◆ **Challenge**
Copy every line of the following data that includes the string "遵守交通规则".

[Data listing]
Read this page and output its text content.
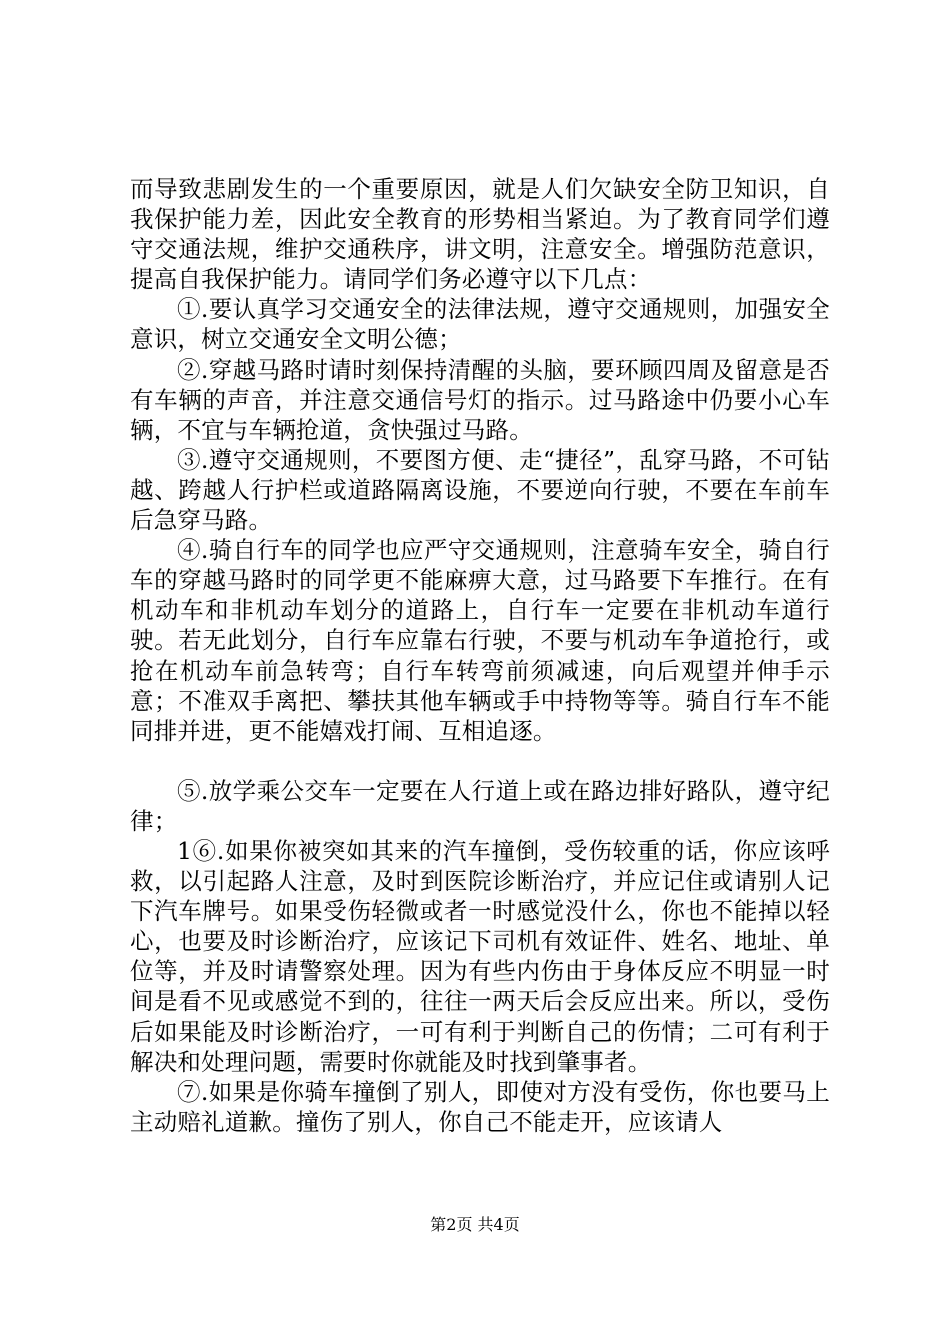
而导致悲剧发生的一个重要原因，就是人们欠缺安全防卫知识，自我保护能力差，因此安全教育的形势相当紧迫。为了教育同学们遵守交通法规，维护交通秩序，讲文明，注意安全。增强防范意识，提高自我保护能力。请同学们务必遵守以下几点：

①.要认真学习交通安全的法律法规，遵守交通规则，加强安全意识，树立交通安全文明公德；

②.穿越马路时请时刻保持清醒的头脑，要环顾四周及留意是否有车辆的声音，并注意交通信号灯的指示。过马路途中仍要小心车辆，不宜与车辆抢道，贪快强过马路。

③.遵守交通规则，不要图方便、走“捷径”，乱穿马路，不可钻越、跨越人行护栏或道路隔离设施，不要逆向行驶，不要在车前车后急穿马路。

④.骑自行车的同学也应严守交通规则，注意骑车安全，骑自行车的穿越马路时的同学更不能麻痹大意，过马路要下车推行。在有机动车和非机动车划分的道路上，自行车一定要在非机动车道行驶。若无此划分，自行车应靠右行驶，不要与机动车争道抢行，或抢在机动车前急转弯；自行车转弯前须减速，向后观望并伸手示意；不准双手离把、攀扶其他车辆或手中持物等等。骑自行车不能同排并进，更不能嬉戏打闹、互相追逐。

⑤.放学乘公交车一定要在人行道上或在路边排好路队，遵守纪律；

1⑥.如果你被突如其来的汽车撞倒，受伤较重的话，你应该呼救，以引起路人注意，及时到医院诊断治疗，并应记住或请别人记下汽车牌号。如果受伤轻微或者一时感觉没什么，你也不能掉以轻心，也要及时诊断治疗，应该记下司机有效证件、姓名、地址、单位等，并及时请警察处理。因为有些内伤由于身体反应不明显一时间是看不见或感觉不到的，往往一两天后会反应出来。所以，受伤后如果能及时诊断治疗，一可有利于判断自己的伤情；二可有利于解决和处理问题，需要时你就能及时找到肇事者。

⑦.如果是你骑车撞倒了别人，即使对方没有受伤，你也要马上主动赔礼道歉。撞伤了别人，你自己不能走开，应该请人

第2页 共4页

◆ **Solved exercise**
①.要认真学习交通安全的法律法规，遵守交通规则，加强安全意识，树立交通安全文明公德；
③.遵守交通规则，不要图方便、走“捷径”，乱穿马路，不可钻越、跨越人行护栏或道路隔离设施，不要逆向行驶，不要在车前车后急穿马路。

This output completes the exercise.